» **Task brief**
Return the records in full, exactly as given.
·····
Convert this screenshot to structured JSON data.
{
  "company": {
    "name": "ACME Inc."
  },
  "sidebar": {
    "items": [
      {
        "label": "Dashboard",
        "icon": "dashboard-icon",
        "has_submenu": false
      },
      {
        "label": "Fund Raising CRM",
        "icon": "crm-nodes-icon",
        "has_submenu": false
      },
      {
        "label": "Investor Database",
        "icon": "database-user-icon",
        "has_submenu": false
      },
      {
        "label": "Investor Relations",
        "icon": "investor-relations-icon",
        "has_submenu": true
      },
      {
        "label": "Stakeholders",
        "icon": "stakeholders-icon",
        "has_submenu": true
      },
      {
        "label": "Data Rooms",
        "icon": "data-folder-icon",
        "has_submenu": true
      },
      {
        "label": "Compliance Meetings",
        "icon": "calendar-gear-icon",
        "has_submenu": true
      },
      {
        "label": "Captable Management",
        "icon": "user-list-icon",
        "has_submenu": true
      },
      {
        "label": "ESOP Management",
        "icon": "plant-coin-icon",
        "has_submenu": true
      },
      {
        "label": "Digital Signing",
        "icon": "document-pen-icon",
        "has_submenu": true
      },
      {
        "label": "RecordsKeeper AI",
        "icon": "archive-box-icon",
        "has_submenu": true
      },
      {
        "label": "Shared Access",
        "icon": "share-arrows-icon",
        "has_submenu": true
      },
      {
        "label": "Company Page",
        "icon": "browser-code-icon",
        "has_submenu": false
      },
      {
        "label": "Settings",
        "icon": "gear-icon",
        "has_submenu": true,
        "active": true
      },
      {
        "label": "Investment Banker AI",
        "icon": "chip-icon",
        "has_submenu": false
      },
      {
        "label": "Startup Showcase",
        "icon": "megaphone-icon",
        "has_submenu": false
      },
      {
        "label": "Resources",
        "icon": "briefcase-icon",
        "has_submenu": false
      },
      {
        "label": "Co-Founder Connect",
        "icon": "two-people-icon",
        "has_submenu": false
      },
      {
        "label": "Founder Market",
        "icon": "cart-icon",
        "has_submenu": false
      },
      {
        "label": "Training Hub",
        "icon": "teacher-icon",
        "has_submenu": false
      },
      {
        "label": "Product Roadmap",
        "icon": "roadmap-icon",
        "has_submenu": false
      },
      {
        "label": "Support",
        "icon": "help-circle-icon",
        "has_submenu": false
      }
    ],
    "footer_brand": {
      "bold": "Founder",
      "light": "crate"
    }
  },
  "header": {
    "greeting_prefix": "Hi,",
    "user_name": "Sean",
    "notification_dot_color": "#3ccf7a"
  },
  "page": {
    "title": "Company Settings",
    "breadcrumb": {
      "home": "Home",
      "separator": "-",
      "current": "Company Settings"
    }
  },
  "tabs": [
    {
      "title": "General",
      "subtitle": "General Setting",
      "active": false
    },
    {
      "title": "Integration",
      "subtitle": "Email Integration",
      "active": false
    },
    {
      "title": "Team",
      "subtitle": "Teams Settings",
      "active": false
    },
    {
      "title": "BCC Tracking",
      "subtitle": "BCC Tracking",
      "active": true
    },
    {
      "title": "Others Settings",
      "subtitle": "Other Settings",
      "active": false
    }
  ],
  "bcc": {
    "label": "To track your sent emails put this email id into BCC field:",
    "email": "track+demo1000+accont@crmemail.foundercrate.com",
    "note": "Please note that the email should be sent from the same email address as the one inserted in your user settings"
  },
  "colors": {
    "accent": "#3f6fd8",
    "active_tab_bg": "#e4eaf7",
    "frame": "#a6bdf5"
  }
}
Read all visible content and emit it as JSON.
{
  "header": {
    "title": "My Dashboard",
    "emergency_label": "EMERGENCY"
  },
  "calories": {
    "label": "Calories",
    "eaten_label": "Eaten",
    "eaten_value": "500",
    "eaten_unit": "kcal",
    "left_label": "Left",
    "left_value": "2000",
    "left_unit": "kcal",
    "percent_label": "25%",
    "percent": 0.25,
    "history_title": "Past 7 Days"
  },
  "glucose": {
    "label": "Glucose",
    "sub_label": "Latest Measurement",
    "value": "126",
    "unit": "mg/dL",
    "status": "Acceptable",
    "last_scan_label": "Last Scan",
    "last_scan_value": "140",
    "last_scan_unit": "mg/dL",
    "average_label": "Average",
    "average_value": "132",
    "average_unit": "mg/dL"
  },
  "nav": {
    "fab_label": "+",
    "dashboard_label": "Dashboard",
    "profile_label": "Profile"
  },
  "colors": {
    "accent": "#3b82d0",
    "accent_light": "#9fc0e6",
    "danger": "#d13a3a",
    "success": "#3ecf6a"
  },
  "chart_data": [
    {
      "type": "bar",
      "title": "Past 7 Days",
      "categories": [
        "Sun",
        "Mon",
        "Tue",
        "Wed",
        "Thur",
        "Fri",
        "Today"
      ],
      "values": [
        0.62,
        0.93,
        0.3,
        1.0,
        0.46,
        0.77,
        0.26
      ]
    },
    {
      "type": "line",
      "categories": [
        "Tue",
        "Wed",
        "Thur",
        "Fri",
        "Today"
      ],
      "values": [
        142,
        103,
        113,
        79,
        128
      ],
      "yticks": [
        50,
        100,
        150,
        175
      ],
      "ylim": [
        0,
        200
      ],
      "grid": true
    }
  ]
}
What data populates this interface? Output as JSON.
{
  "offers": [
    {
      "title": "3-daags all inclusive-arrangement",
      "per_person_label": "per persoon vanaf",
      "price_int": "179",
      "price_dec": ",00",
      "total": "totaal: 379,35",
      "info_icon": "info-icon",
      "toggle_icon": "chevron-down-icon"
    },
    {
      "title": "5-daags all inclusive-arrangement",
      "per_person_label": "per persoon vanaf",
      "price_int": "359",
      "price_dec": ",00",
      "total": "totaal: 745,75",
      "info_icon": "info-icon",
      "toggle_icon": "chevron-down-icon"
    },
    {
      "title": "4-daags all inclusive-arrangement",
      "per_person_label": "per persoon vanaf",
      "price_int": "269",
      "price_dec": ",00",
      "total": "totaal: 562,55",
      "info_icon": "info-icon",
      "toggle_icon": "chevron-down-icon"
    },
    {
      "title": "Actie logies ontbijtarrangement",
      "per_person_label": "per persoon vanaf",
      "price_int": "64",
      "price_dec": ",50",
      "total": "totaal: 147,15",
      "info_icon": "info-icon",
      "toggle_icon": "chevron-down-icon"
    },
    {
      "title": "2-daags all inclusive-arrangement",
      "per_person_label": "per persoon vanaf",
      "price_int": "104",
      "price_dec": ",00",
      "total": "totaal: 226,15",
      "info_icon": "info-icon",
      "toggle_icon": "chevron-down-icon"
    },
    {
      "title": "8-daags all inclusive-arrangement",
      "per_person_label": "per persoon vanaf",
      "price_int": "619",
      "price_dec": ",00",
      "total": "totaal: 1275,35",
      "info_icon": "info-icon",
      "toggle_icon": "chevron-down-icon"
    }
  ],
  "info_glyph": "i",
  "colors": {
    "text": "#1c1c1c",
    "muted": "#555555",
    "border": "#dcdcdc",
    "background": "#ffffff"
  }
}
·····
» **Final result**
Convert this screenshot to structured JSON data.
{
  "company": {
    "name": "ACME Inc."
  },
  "sidebar": {
    "items": [
      {
        "label": "Dashboard",
        "icon": "dashboard-icon",
        "has_submenu": false
      },
      {
        "label": "Fund Raising CRM",
        "icon": "crm-nodes-icon",
        "has_submenu": false
      },
      {
        "label": "Investor Database",
        "icon": "database-user-icon",
        "has_submenu": false
      },
      {
        "label": "Investor Relations",
        "icon": "investor-relations-icon",
        "has_submenu": true
      },
      {
        "label": "Stakeholders",
        "icon": "stakeholders-icon",
        "has_submenu": true
      },
      {
        "label": "Data Rooms",
        "icon": "data-folder-icon",
        "has_submenu": true
      },
      {
        "label": "Compliance Meetings",
        "icon": "calendar-gear-icon",
        "has_submenu": true
      },
      {
        "label": "Captable Management",
        "icon": "user-list-icon",
        "has_submenu": true
      },
      {
        "label": "ESOP Management",
        "icon": "plant-coin-icon",
        "has_submenu": true
      },
      {
        "label": "Digital Signing",
        "icon": "document-pen-icon",
        "has_submenu": true
      },
      {
        "label": "RecordsKeeper AI",
        "icon": "archive-box-icon",
        "has_submenu": true
      },
      {
        "label": "Shared Access",
        "icon": "share-arrows-icon",
        "has_submenu": true
      },
      {
        "label": "Company Page",
        "icon": "browser-code-icon",
        "has_submenu": false
      },
      {
        "label": "Settings",
        "icon": "gear-icon",
        "has_submenu": true,
        "active": true
      },
      {
        "label": "Investment Banker AI",
        "icon": "chip-icon",
        "has_submenu": false
      },
      {
        "label": "Startup Showcase",
        "icon": "megaphone-icon",
        "has_submenu": false
      },
      {
        "label": "Resources",
        "icon": "briefcase-icon",
        "has_submenu": false
      },
      {
        "label": "Co-Founder Connect",
        "icon": "two-people-icon",
        "has_submenu": false
      },
      {
        "label": "Founder Market",
        "icon": "cart-icon",
        "has_submenu": false
      },
      {
        "label": "Training Hub",
        "icon": "teacher-icon",
        "has_submenu": false
      },
      {
        "label": "Product Roadmap",
        "icon": "roadmap-icon",
        "has_submenu": false
      },
      {
        "label": "Support",
        "icon": "help-circle-icon",
        "has_submenu": false
      }
    ],
    "footer_brand": {
      "bold": "Founder",
      "light": "crate"
    }
  },
  "header": {
    "greeting_prefix": "Hi,",
    "user_name": "Sean",
    "notification_dot_color": "#3ccf7a"
  },
  "page": {
    "title": "Company Settings",
    "breadcrumb": {
      "home": "Home",
      "separator": "-",
      "current": "Company Settings"
    }
  },
  "tabs": [
    {
      "title": "General",
      "subtitle": "General Setting",
      "active": false
    },
    {
      "title": "Integration",
      "subtitle": "Email Integration",
      "active": false
    },
    {
      "title": "Team",
      "subtitle": "Teams Settings",
      "active": false
    },
    {
      "title": "BCC Tracking",
      "subtitle": "BCC Tracking",
      "active": true
    },
    {
      "title": "Others Settings",
      "subtitle": "Other Settings",
      "active": false
    }
  ],
  "bcc": {
    "label": "To track your sent emails put this email id into BCC field:",
    "email": "track+demo1000+accont@crmemail.foundercrate.com",
    "note": "Please note that the email should be sent from the same email address as the one inserted in your user settings"
  },
  "colors": {
    "accent": "#3f6fd8",
    "active_tab_bg": "#e4eaf7",
    "frame": "#a6bdf5"
  }
}
Read all visible content and emit it as JSON.
{
  "header": {
    "title": "My Dashboard",
    "emergency_label": "EMERGENCY"
  },
  "calories": {
    "label": "Calories",
    "eaten_label": "Eaten",
    "eaten_value": "500",
    "eaten_unit": "kcal",
    "left_label": "Left",
    "left_value": "2000",
    "left_unit": "kcal",
    "percent_label": "25%",
    "percent": 0.25,
    "history_title": "Past 7 Days"
  },
  "glucose": {
    "label": "Glucose",
    "sub_label": "Latest Measurement",
    "value": "126",
    "unit": "mg/dL",
    "status": "Acceptable",
    "last_scan_label": "Last Scan",
    "last_scan_value": "140",
    "last_scan_unit": "mg/dL",
    "average_label": "Average",
    "average_value": "132",
    "average_unit": "mg/dL"
  },
  "nav": {
    "fab_label": "+",
    "dashboard_label": "Dashboard",
    "profile_label": "Profile"
  },
  "colors": {
    "accent": "#3b82d0",
    "accent_light": "#9fc0e6",
    "danger": "#d13a3a",
    "success": "#3ecf6a"
  },
  "chart_data": [
    {
      "type": "bar",
      "title": "Past 7 Days",
      "categories": [
        "Sun",
        "Mon",
        "Tue",
        "Wed",
        "Thur",
        "Fri",
        "Today"
      ],
      "values": [
        0.62,
        0.93,
        0.3,
        1.0,
        0.46,
        0.77,
        0.26
      ]
    },
    {
      "type": "line",
      "categories": [
        "Tue",
        "Wed",
        "Thur",
        "Fri",
        "Today"
      ],
      "values": [
        142,
        103,
        113,
        79,
        128
      ],
      "yticks": [
        50,
        100,
        150,
        175
      ],
      "ylim": [
        0,
        200
      ],
      "grid": true
    }
  ]
}
What data populates this interface? Output as JSON.
{
  "offers": [
    {
      "title": "3-daags all inclusive-arrangement",
      "per_person_label": "per persoon vanaf",
      "price_int": "179",
      "price_dec": ",00",
      "total": "totaal: 379,35",
      "info_icon": "info-icon",
      "toggle_icon": "chevron-down-icon"
    },
    {
      "title": "5-daags all inclusive-arrangement",
      "per_person_label": "per persoon vanaf",
      "price_int": "359",
      "price_dec": ",00",
      "total": "totaal: 745,75",
      "info_icon": "info-icon",
      "toggle_icon": "chevron-down-icon"
    },
    {
      "title": "4-daags all inclusive-arrangement",
      "per_person_label": "per persoon vanaf",
      "price_int": "269",
      "price_dec": ",00",
      "total": "totaal: 562,55",
      "info_icon": "info-icon",
      "toggle_icon": "chevron-down-icon"
    },
    {
      "title": "Actie logies ontbijtarrangement",
      "per_person_label": "per persoon vanaf",
      "price_int": "64",
      "price_dec": ",50",
      "total": "totaal: 147,15",
      "info_icon": "info-icon",
      "toggle_icon": "chevron-down-icon"
    },
    {
      "title": "2-daags all inclusive-arrangement",
      "per_person_label": "per persoon vanaf",
      "price_int": "104",
      "price_dec": ",00",
      "total": "totaal: 226,15",
      "info_icon": "info-icon",
      "toggle_icon": "chevron-down-icon"
    },
    {
      "title": "8-daags all inclusive-arrangement",
      "per_person_label": "per persoon vanaf",
      "price_int": "619",
      "price_dec": ",00",
      "total": "totaal: 1275,35",
      "info_icon": "info-icon",
      "toggle_icon": "chevron-down-icon"
    }
  ],
  "info_glyph": "i",
  "colors": {
    "text": "#1c1c1c",
    "muted": "#555555",
    "border": "#dcdcdc",
    "background": "#ffffff"
  }
}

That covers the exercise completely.